Por lo tanto, me parece oportuno y hasta necesario, valga la redundancia que es totalmente intencionada,  que bebamos en la fuente de coraje, patriotismo y entrega de aquel cubano sin paralelos si en verdad queremos llevar a una conclusión feliz nuestra lucha actual por la libertad de Cuba. Para ello, pido su indulgencia y su compañía para que hagamos juntos un breve recorrido por la vida—al mismo tiempo fascinante, azarosa y trágica—de aquel hijo de Mariana y de Marcos que nació predestinado para la inmolación y para la inmortalidad. Todo comenzó cuando a mediados del Siglo XIX, Marcos Maceo emigró de Venezuela a Santiago de Cuba en compañía de su madre y tres hermanos. Había escapado con vida de las guerras por la independencia en ese país y venía en busca de sosiego y de prosperidad en Cuba. Pero los hombres con inquietud de justicia y vocación de servicio están mas destinados al riesgo y al sacrifico que al disfrute apacible de la vida. Fue así como, andando el tiempo, Marcos y seis de sus hijos abandonaron prosperidad y familia para regar con su sangre el árbol de la nacion cubana. Sin temor a caer en exageraciones podemos afirmar que ninguna otra familia ha pagado un precio tan alto por la libertad de Cuba.

No estuvo, sin embargo, totalmente exenta la vida de Marcos de verdaderos momentos de felicidad y de sosiego. Poco tiempo después de llegar a Santiago conoce a una dama de porte altivo, mirada firme y andar cadencioso que había quedado viuda con cuatro hijos varones de su primer matrimonio. Mariana Grajales conquistó a Marcos Maceo con la fuerza y la intensidad que años mas tarde su hijo Antonio llevaría la guerra de un extremo a otro de la Isla. De esa unión nacieron siete hombres y dos mujeres. El primogénito vio la luz el 14 de junio de 1845 y se le puso por nombre Antonio de la Caridad Maceo y Grajales.

(Entradas almacenadas)
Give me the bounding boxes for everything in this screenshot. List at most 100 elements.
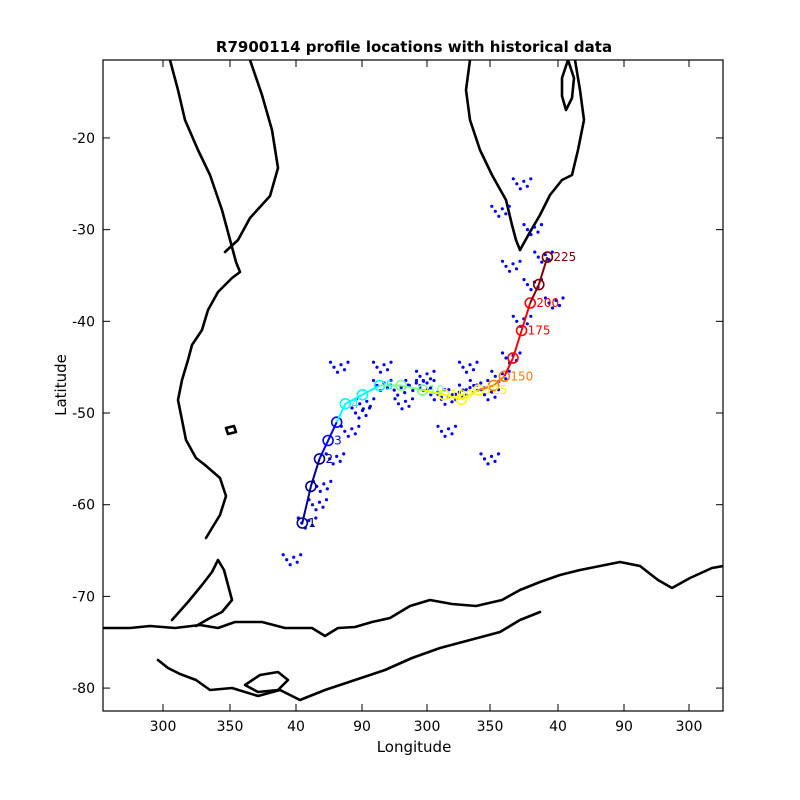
historical-point	[464, 370, 469, 374]
historical-point	[507, 269, 512, 273]
historical-point	[318, 489, 322, 493]
historical-point	[443, 434, 447, 438]
historical-point	[514, 267, 519, 271]
historical-point	[410, 397, 415, 401]
historical-point	[554, 298, 558, 303]
historical-point	[482, 393, 487, 397]
historical-point	[439, 429, 444, 433]
float-profile-marker	[339, 397, 352, 410]
historical-point	[400, 407, 404, 411]
historical-point	[389, 360, 393, 364]
historical-point	[331, 462, 335, 466]
y-tick-label: -50	[72, 406, 95, 422]
float-profile-marker	[356, 388, 369, 401]
historical-point	[453, 392, 458, 396]
historical-point	[468, 378, 472, 383]
historical-point	[525, 184, 529, 188]
historical-point	[525, 228, 530, 232]
historical-point	[353, 432, 357, 436]
historical-point	[393, 397, 397, 401]
x-tick-label: 300	[676, 719, 703, 735]
historical-point	[310, 503, 315, 507]
historical-point	[539, 223, 544, 227]
float-profile-marker	[313, 453, 326, 465]
historical-point	[299, 553, 303, 557]
historical-point	[489, 454, 494, 458]
antarctica-lower-coastline	[156, 610, 542, 702]
float-profile-label: 10	[429, 383, 444, 397]
float-track-segment	[493, 375, 506, 387]
historical-point	[407, 404, 411, 408]
historical-point	[365, 399, 369, 403]
historical-point	[500, 259, 505, 263]
x-axis-ticks: 300 350 40 90 300 350 40 90 300	[150, 60, 703, 735]
historical-point	[529, 314, 533, 318]
historical-point	[414, 381, 418, 385]
historical-point	[358, 402, 362, 406]
float-profile-label: 1	[308, 516, 316, 530]
historical-point	[350, 406, 354, 410]
historical-point	[414, 378, 419, 383]
float-track-segment	[478, 384, 494, 392]
float-track-segment	[400, 384, 423, 392]
historical-point	[364, 413, 368, 418]
historical-point	[464, 388, 468, 392]
float-profile-marker	[472, 384, 485, 396]
float-profile-marker	[296, 517, 309, 529]
x-tick-label: 40	[287, 719, 305, 735]
historical-point	[490, 369, 494, 373]
historical-point	[403, 391, 407, 395]
historical-point	[536, 255, 540, 259]
historical-point	[511, 314, 515, 318]
y-tick-label: -20	[72, 131, 95, 147]
historical-point	[385, 368, 390, 372]
float-profile-marker	[416, 384, 429, 396]
float-profile-marker	[507, 352, 519, 364]
historical-point	[338, 459, 342, 463]
historical-point	[396, 402, 401, 406]
float-track-segment	[318, 440, 330, 460]
historical-point	[547, 258, 551, 262]
historical-point	[389, 378, 393, 383]
historical-point	[490, 204, 494, 208]
float-profile-label: 5	[386, 379, 394, 393]
historical-point	[525, 322, 529, 326]
float-profile-marker	[532, 278, 545, 291]
historical-point	[468, 363, 472, 367]
float-track-segment	[503, 357, 514, 377]
x-tick-label: 350	[477, 719, 504, 735]
historical-point	[353, 411, 358, 415]
float-track-segment	[529, 284, 540, 304]
historical-point	[518, 187, 522, 191]
historical-point	[324, 498, 329, 502]
float-profile-label: 2	[326, 452, 334, 466]
historical-point	[372, 397, 376, 401]
historical-point	[335, 454, 339, 458]
historical-point	[515, 182, 519, 186]
historical-point	[317, 500, 322, 504]
island-coastline	[224, 424, 238, 436]
south-america-west-coastline	[168, 60, 242, 467]
historical-point	[471, 368, 476, 372]
historical-point	[561, 296, 565, 300]
historical-point	[486, 462, 490, 466]
south-america-east-coastline	[223, 60, 280, 254]
float-profile-label: 125	[485, 383, 508, 397]
historical-point	[457, 383, 462, 387]
y-tick-label: -30	[72, 223, 95, 239]
historical-point	[515, 319, 519, 323]
historical-point	[475, 360, 479, 364]
historical-point	[342, 452, 346, 456]
historical-point	[507, 369, 511, 373]
historical-point	[339, 363, 343, 367]
antarctic-peninsula-coastline	[170, 558, 234, 628]
float-track-segment	[362, 384, 381, 396]
madagascar-coastline	[560, 60, 576, 112]
float-profile-marker	[541, 251, 554, 263]
antarctica-coastline	[103, 560, 723, 638]
historical-point	[321, 505, 325, 509]
chart-title: R7900114 profile locations with historic…	[216, 38, 612, 56]
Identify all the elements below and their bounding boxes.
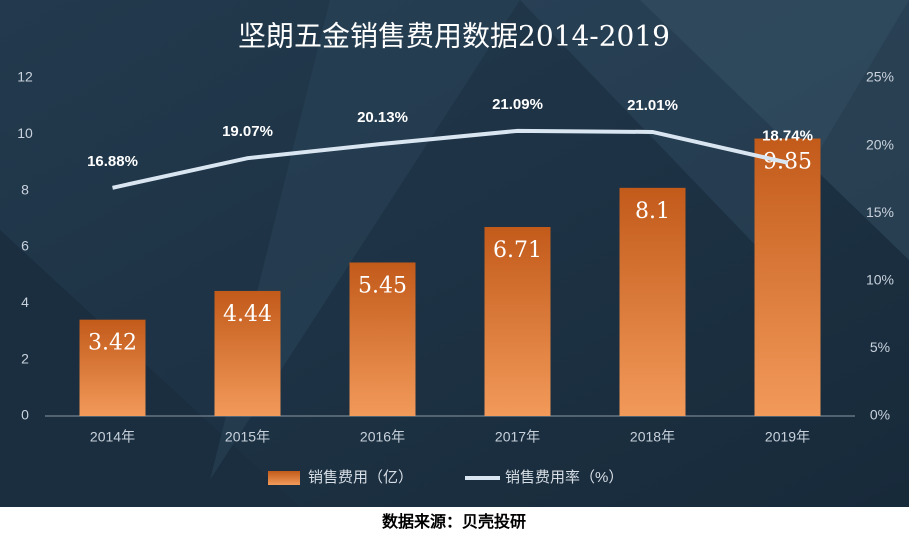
legend-label: 销售费用率（%） [505,469,623,486]
source-strip [0,507,909,541]
y-tick-label: 6 [21,238,29,254]
decor [210,0,520,480]
source-note: 数据来源：贝壳投研 [382,512,526,531]
y-tick-label: 12 [17,69,33,85]
bar [349,262,416,416]
y2-tick-label: 0% [870,407,890,423]
y2-tick-label: 20% [866,136,894,152]
legend-swatch [268,471,300,485]
bar-value-label: 6.71 [493,238,542,263]
bar [619,187,686,416]
bar [214,290,281,416]
line-value-label: 21.01% [627,97,678,114]
y2-tick-label: 10% [866,272,894,288]
x-tick-label: 2016年 [360,429,405,445]
decor [520,0,909,250]
x-tick-label: 2015年 [225,429,270,445]
y-tick-label: 10 [17,125,33,141]
x-tick-label: 2014年 [90,429,135,445]
line [112,128,788,190]
bar-value-label: 5.45 [358,273,407,298]
x-tick-label: 2018年 [630,429,675,445]
bar-value-label: 8.1 [635,199,670,224]
line-value-label: 21.09% [492,96,543,113]
line-value-label: 16.88% [87,153,138,170]
bar-value-label: 4.44 [223,302,272,327]
chart-title: 坚朗五金销售费用数据2014-2019 [238,20,670,53]
line-value-label: 18.74% [762,128,813,145]
y2-tick-label: 25% [866,69,894,85]
line-value-label: 20.13% [357,109,408,126]
bar-value-label: 3.42 [88,331,137,356]
bar [484,227,551,416]
y-tick-label: 4 [21,294,29,310]
x-tick-label: 2019年 [765,429,810,445]
line-value-label: 19.07% [222,123,273,140]
y-tick-label: 8 [21,181,29,197]
bar [754,138,821,416]
y-tick-label: 0 [21,407,29,423]
decor [640,0,909,260]
y-tick-label: 2 [21,350,29,366]
legend-label: 销售费用（亿） [308,469,413,486]
x-tick-label: 2017年 [495,429,540,445]
y2-tick-label: 5% [870,339,890,355]
y2-tick-label: 15% [866,204,894,220]
bar [79,319,146,416]
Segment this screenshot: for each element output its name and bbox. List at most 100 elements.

INSTRUCCIÓN: Según el texto sobre la familia Maceo, ¿en qué fecha nació Antonio de la Caridad Maceo y Grajales?

SOLUCIÓN ESCRITA: El 14 de junio de 1845.